Figure data in JSON
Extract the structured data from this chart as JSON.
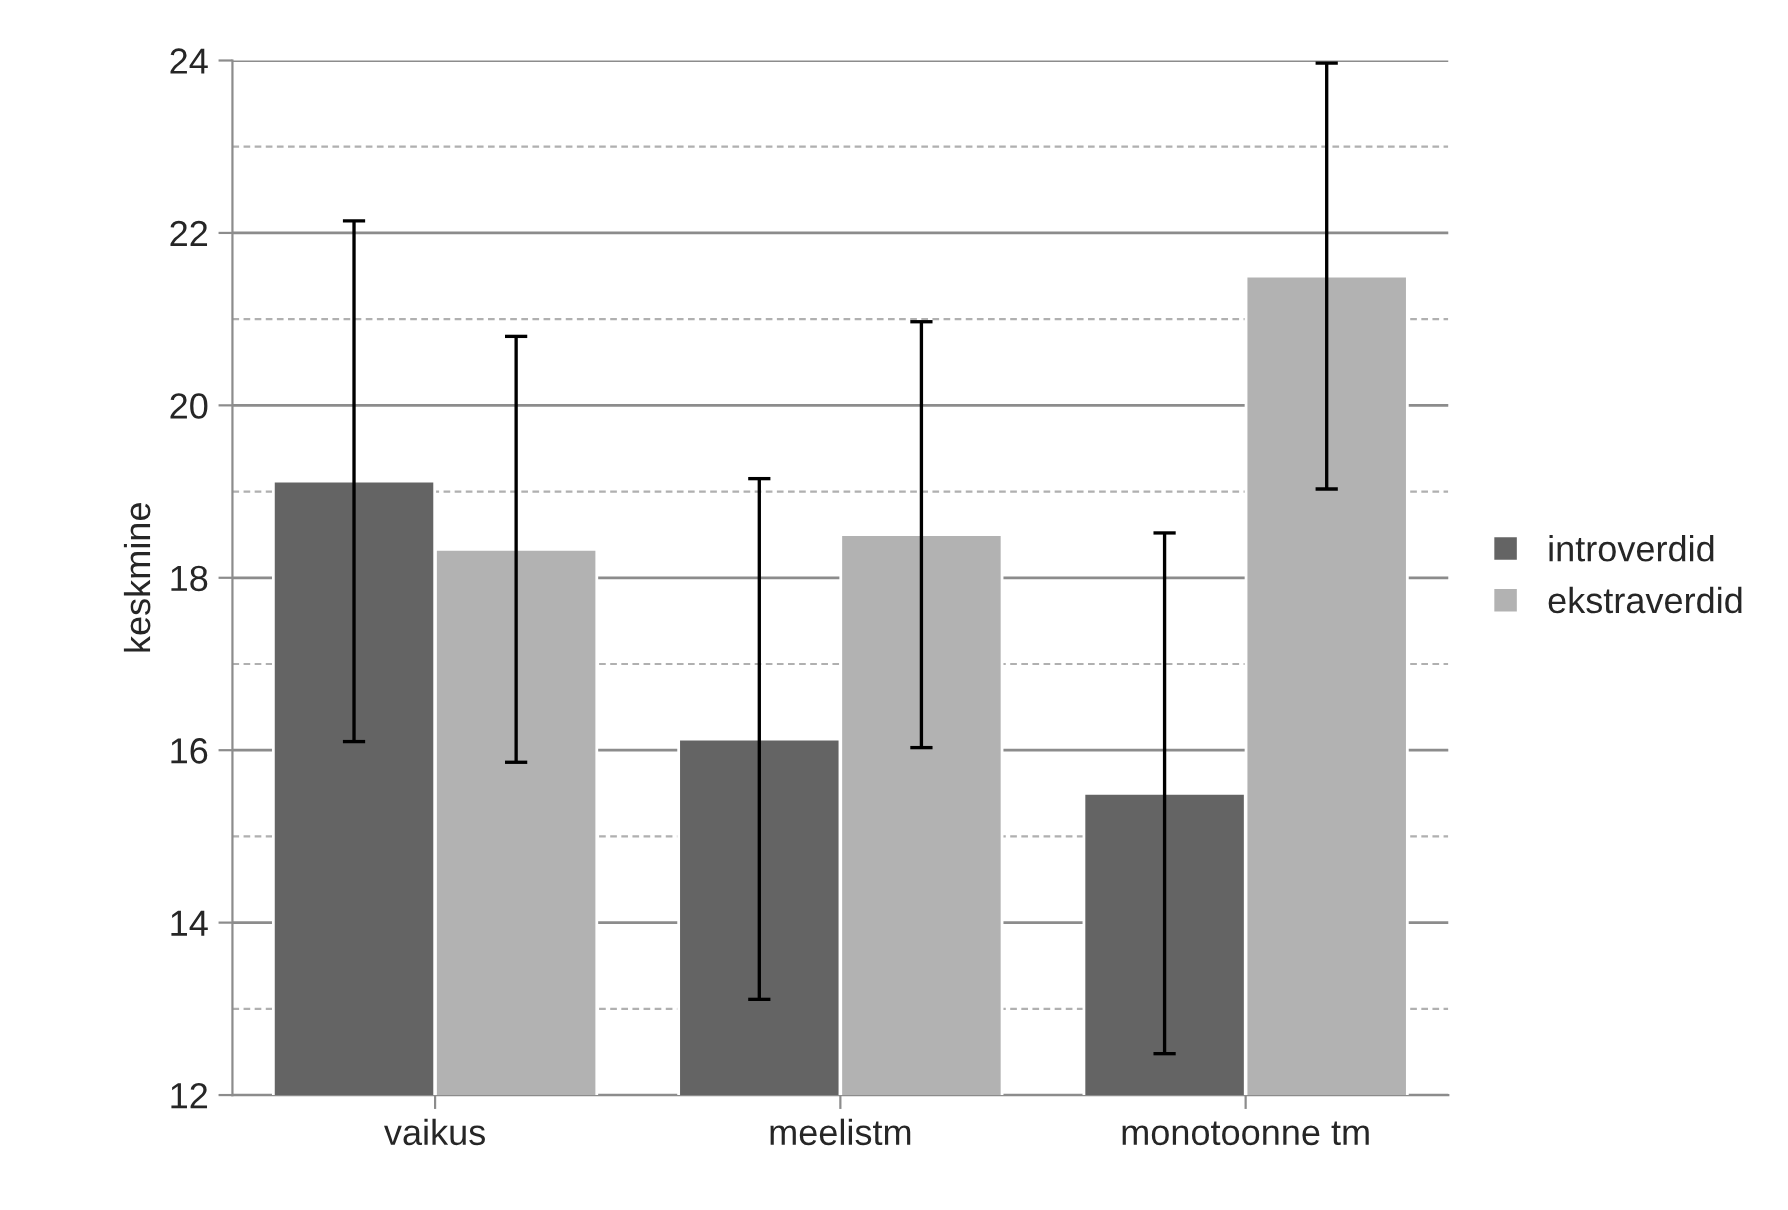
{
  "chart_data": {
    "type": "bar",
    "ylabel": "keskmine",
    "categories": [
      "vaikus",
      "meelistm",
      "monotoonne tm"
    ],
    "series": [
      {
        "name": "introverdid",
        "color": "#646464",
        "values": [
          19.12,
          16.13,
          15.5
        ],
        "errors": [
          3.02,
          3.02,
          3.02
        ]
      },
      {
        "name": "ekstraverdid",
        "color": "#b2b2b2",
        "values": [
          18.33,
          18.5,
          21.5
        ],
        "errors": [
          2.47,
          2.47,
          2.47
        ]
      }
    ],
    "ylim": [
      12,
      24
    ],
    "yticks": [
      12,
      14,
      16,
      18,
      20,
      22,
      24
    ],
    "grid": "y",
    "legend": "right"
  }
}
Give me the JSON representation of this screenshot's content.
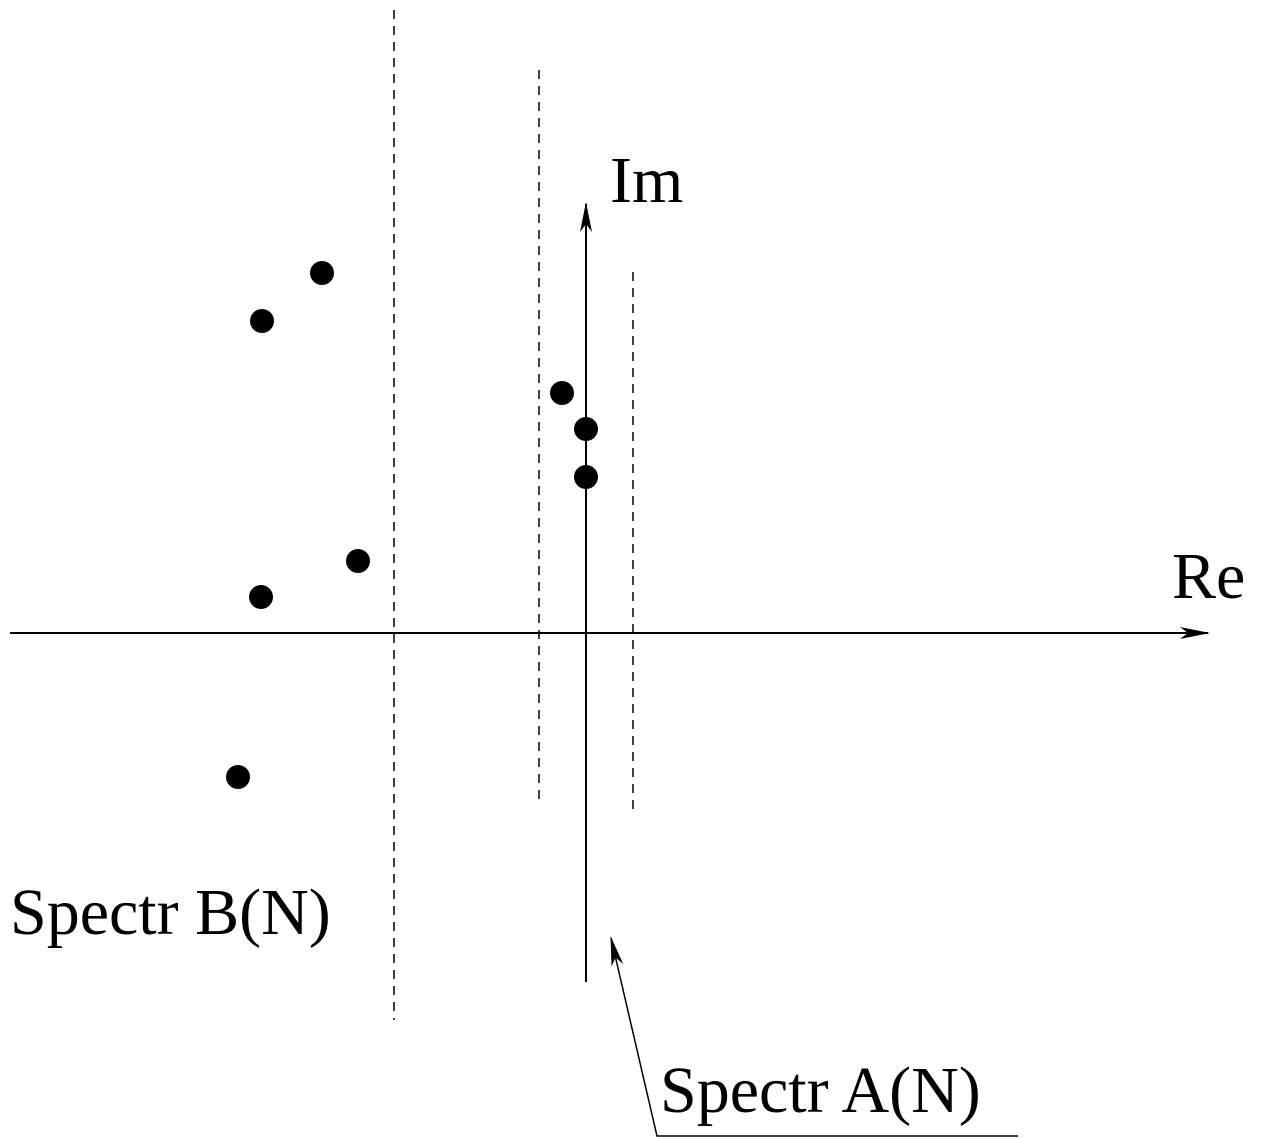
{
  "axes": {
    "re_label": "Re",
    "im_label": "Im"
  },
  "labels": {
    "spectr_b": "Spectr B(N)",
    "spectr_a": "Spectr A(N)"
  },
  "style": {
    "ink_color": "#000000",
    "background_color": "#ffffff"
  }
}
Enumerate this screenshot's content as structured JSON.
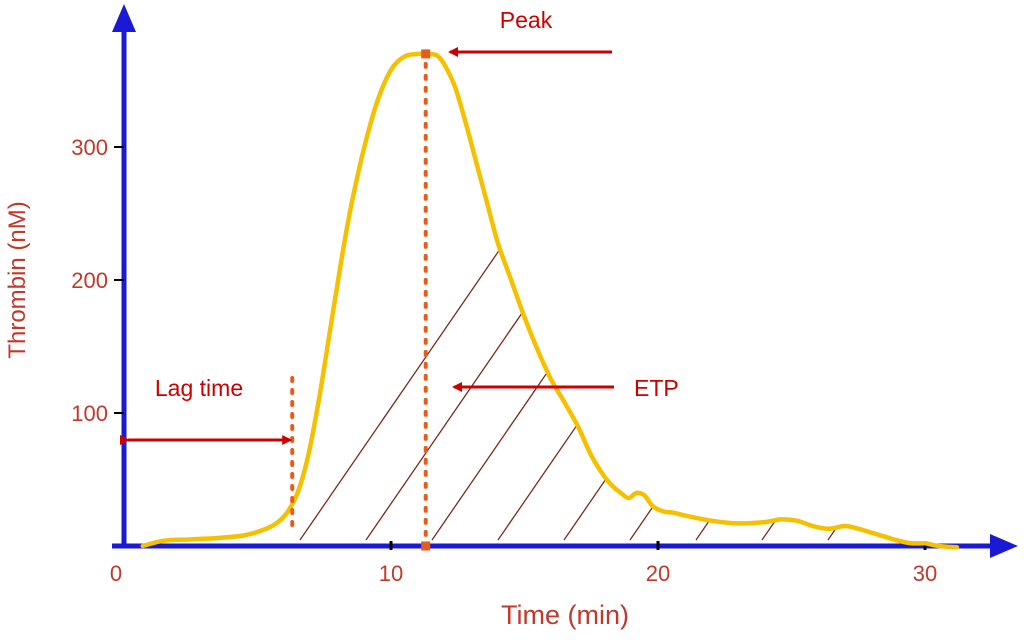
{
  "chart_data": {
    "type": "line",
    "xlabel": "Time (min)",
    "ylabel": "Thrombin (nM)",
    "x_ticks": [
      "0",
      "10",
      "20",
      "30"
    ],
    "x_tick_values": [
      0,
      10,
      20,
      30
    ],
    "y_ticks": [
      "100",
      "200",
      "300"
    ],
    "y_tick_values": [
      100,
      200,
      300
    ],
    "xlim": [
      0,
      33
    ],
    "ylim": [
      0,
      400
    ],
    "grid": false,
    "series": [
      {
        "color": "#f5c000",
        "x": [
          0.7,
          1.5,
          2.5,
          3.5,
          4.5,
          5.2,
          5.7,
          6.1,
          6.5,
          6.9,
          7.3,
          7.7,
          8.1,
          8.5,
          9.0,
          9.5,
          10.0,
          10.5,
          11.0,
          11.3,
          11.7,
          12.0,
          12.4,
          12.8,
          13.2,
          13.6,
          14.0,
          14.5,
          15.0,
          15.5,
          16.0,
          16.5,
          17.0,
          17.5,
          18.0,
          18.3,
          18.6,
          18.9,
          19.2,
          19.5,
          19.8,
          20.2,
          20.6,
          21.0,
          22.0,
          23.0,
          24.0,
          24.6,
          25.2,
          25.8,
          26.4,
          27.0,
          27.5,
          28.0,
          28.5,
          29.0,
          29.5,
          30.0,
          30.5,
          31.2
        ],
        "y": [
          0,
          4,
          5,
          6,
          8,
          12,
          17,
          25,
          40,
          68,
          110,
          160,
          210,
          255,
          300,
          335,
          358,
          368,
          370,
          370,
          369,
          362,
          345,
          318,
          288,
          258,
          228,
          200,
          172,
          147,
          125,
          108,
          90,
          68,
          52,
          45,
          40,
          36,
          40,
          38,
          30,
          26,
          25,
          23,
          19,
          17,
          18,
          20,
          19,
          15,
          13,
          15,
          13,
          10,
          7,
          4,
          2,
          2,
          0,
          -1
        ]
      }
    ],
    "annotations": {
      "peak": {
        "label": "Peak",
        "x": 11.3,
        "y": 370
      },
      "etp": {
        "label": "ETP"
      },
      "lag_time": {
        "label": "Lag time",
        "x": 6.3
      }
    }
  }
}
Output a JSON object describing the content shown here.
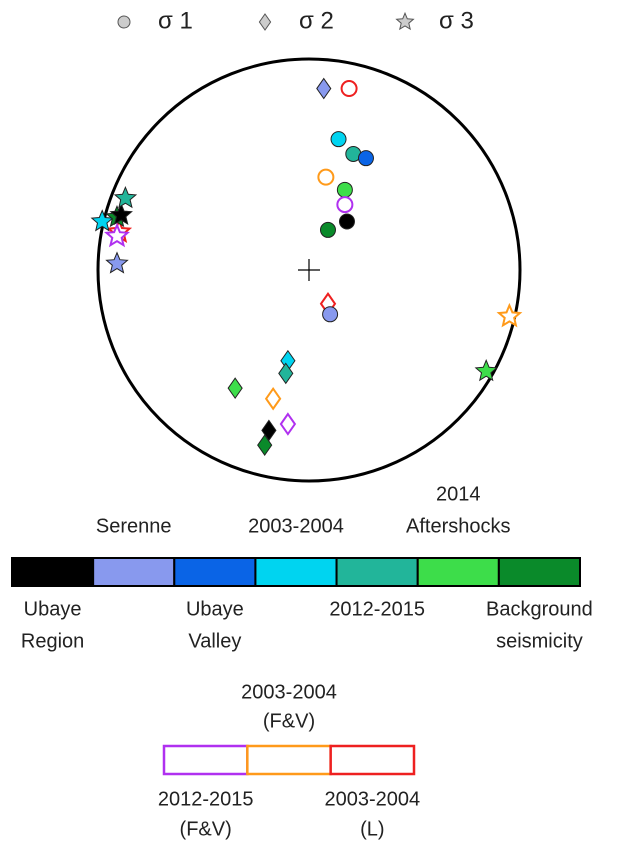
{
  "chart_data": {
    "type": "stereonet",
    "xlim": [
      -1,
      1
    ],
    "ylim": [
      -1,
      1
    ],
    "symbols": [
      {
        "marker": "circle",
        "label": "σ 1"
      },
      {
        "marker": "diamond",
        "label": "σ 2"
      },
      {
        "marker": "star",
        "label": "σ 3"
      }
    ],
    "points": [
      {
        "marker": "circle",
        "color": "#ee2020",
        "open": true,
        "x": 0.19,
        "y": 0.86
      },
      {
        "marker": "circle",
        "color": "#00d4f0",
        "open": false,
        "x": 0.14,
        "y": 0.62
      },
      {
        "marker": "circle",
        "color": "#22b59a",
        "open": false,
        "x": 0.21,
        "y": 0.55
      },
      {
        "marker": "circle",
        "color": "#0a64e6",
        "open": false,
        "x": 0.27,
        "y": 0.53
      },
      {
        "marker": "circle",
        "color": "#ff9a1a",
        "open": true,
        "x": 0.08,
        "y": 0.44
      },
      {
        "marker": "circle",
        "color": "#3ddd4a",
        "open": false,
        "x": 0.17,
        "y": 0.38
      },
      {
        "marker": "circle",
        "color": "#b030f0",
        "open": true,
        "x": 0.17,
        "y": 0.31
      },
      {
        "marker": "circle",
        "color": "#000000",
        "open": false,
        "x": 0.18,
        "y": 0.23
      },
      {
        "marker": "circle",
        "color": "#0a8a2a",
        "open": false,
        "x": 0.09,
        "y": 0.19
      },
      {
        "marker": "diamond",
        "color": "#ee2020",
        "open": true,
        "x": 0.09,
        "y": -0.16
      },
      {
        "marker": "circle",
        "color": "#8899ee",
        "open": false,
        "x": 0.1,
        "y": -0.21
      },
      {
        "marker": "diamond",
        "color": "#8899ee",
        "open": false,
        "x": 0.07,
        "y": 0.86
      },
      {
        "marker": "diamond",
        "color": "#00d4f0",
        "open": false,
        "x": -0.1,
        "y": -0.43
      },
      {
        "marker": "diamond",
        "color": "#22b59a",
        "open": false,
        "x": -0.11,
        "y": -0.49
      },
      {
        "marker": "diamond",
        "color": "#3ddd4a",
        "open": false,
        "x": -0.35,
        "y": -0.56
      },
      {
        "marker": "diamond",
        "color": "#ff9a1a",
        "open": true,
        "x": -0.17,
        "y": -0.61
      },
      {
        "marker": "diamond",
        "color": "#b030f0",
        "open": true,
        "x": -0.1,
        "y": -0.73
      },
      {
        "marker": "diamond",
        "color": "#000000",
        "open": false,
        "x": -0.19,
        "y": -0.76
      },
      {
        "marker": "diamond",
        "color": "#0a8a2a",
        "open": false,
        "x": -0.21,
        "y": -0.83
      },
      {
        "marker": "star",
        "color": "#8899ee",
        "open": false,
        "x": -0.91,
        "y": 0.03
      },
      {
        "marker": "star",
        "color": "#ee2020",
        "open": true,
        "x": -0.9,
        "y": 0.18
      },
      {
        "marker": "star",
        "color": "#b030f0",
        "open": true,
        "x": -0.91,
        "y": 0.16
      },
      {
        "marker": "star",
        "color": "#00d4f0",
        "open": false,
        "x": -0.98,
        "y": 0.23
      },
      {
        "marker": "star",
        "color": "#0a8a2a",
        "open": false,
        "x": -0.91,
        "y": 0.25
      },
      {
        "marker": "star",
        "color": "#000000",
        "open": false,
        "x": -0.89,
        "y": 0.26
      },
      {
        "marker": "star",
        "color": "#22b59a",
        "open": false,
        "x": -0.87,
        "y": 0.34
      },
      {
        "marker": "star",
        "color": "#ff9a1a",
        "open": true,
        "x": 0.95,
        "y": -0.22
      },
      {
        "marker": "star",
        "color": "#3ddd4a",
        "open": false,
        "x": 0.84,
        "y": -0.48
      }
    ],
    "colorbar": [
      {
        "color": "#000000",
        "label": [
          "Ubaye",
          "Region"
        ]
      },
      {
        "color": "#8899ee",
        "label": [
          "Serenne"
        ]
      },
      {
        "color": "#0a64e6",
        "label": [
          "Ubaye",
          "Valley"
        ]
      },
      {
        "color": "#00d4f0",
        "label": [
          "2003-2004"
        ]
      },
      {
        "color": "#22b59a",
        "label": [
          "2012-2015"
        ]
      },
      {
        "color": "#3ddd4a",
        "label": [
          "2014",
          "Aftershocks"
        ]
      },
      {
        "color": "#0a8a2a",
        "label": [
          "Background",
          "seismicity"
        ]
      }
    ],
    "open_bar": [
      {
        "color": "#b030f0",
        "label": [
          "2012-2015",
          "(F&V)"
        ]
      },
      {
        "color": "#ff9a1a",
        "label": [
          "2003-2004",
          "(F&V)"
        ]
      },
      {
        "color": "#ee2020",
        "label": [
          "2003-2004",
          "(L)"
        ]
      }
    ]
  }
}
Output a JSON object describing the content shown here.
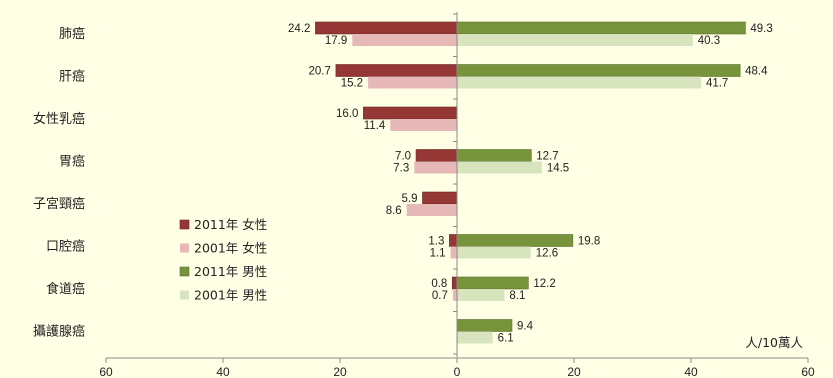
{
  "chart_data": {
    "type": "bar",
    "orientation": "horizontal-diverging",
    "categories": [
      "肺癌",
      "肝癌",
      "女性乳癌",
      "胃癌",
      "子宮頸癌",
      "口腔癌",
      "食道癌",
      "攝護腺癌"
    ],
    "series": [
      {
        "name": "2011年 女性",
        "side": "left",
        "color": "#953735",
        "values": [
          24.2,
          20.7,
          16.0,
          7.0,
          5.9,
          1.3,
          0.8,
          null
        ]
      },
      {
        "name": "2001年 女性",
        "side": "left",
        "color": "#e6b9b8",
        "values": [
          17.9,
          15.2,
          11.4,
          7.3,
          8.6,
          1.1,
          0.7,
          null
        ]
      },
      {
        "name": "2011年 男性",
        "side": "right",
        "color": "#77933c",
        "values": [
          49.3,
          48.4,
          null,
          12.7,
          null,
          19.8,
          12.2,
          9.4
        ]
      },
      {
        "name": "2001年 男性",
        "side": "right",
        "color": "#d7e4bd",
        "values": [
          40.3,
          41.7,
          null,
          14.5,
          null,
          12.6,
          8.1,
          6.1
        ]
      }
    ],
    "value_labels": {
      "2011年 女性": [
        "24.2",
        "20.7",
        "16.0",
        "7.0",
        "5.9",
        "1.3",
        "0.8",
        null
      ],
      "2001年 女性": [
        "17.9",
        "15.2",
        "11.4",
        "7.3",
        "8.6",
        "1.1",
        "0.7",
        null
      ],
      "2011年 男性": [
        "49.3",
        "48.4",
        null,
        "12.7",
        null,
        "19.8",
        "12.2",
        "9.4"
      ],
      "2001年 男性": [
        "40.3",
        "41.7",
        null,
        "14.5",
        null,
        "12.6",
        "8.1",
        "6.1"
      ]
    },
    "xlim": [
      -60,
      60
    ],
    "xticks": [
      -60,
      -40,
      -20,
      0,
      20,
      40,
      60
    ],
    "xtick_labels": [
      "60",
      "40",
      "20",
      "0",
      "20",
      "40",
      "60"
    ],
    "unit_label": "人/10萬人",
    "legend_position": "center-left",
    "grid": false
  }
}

= SHORT EXERCISE =
Review the preceding data and report every line that includes the string "this".

= RESPONSE TO THE TASK =
Extract the structured data from this chart as JSON.
Give me the JSON representation of this screenshot's content.
Enumerate this screenshot's content as structured JSON.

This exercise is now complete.